→ SHORT EXERCISE: Word for word, restate every line of the material.

→ GIVEN DATA:
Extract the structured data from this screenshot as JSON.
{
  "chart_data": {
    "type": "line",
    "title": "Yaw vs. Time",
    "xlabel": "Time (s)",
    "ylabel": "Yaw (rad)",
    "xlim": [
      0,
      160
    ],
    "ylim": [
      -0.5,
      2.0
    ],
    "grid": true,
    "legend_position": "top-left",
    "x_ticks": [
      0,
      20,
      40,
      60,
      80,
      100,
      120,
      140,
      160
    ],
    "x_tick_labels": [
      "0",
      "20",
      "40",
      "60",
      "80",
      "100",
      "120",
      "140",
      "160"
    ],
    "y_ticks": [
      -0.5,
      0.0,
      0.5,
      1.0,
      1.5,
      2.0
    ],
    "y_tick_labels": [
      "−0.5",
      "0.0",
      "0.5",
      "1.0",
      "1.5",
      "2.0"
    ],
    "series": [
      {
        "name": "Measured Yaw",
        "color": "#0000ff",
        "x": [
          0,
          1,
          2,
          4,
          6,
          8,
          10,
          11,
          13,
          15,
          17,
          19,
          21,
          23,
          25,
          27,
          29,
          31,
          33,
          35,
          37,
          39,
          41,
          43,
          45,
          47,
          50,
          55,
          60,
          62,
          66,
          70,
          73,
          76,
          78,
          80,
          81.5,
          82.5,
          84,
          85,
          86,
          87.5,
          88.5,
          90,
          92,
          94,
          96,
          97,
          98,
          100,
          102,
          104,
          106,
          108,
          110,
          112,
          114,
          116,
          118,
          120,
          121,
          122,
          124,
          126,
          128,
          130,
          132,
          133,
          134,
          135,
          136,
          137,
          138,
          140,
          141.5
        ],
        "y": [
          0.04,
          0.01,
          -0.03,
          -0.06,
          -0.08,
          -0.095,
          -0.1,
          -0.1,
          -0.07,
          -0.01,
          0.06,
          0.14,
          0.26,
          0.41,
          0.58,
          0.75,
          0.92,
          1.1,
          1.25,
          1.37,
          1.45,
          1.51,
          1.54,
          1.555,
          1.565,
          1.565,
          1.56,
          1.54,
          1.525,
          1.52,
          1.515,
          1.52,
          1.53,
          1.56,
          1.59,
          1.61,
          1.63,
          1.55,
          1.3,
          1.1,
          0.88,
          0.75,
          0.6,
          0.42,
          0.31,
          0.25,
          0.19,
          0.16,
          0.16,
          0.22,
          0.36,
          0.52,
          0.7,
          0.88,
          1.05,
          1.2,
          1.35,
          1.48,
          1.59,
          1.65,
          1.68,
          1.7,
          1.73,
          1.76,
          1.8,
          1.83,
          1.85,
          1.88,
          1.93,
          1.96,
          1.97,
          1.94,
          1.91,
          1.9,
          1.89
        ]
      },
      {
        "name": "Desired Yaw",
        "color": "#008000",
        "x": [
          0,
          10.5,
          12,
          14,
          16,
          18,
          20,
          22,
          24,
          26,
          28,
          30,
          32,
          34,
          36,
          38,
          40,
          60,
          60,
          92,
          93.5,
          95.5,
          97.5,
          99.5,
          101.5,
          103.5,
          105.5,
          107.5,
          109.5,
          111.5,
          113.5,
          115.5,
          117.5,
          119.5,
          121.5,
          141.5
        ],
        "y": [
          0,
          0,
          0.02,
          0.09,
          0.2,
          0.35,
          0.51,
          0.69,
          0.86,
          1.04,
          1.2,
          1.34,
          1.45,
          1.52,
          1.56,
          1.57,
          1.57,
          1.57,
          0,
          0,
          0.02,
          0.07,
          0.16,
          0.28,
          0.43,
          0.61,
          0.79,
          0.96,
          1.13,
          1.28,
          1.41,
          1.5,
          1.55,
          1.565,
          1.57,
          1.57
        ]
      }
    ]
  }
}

→ RESPONSE TO THIS TASK:
Extract the structured data from this screenshot as JSON.
{
  "chart_data": {
    "type": "line",
    "title": "Yaw vs. Time",
    "xlabel": "Time (s)",
    "ylabel": "Yaw (rad)",
    "xlim": [
      0,
      160
    ],
    "ylim": [
      -0.5,
      2.0
    ],
    "grid": true,
    "legend_position": "top-left",
    "x_ticks": [
      0,
      20,
      40,
      60,
      80,
      100,
      120,
      140,
      160
    ],
    "x_tick_labels": [
      "0",
      "20",
      "40",
      "60",
      "80",
      "100",
      "120",
      "140",
      "160"
    ],
    "y_ticks": [
      -0.5,
      0.0,
      0.5,
      1.0,
      1.5,
      2.0
    ],
    "y_tick_labels": [
      "−0.5",
      "0.0",
      "0.5",
      "1.0",
      "1.5",
      "2.0"
    ],
    "series": [
      {
        "name": "Measured Yaw",
        "color": "#0000ff",
        "x": [
          0,
          1,
          2,
          4,
          6,
          8,
          10,
          11,
          13,
          15,
          17,
          19,
          21,
          23,
          25,
          27,
          29,
          31,
          33,
          35,
          37,
          39,
          41,
          43,
          45,
          47,
          50,
          55,
          60,
          62,
          66,
          70,
          73,
          76,
          78,
          80,
          81.5,
          82.5,
          84,
          85,
          86,
          87.5,
          88.5,
          90,
          92,
          94,
          96,
          97,
          98,
          100,
          102,
          104,
          106,
          108,
          110,
          112,
          114,
          116,
          118,
          120,
          121,
          122,
          124,
          126,
          128,
          130,
          132,
          133,
          134,
          135,
          136,
          137,
          138,
          140,
          141.5
        ],
        "y": [
          0.04,
          0.01,
          -0.03,
          -0.06,
          -0.08,
          -0.095,
          -0.1,
          -0.1,
          -0.07,
          -0.01,
          0.06,
          0.14,
          0.26,
          0.41,
          0.58,
          0.75,
          0.92,
          1.1,
          1.25,
          1.37,
          1.45,
          1.51,
          1.54,
          1.555,
          1.565,
          1.565,
          1.56,
          1.54,
          1.525,
          1.52,
          1.515,
          1.52,
          1.53,
          1.56,
          1.59,
          1.61,
          1.63,
          1.55,
          1.3,
          1.1,
          0.88,
          0.75,
          0.6,
          0.42,
          0.31,
          0.25,
          0.19,
          0.16,
          0.16,
          0.22,
          0.36,
          0.52,
          0.7,
          0.88,
          1.05,
          1.2,
          1.35,
          1.48,
          1.59,
          1.65,
          1.68,
          1.7,
          1.73,
          1.76,
          1.8,
          1.83,
          1.85,
          1.88,
          1.93,
          1.96,
          1.97,
          1.94,
          1.91,
          1.9,
          1.89
        ]
      },
      {
        "name": "Desired Yaw",
        "color": "#008000",
        "x": [
          0,
          10.5,
          12,
          14,
          16,
          18,
          20,
          22,
          24,
          26,
          28,
          30,
          32,
          34,
          36,
          38,
          40,
          60,
          60,
          92,
          93.5,
          95.5,
          97.5,
          99.5,
          101.5,
          103.5,
          105.5,
          107.5,
          109.5,
          111.5,
          113.5,
          115.5,
          117.5,
          119.5,
          121.5,
          141.5
        ],
        "y": [
          0,
          0,
          0.02,
          0.09,
          0.2,
          0.35,
          0.51,
          0.69,
          0.86,
          1.04,
          1.2,
          1.34,
          1.45,
          1.52,
          1.56,
          1.57,
          1.57,
          1.57,
          0,
          0,
          0.02,
          0.07,
          0.16,
          0.28,
          0.43,
          0.61,
          0.79,
          0.96,
          1.13,
          1.28,
          1.41,
          1.5,
          1.55,
          1.565,
          1.57,
          1.57
        ]
      }
    ]
  }
}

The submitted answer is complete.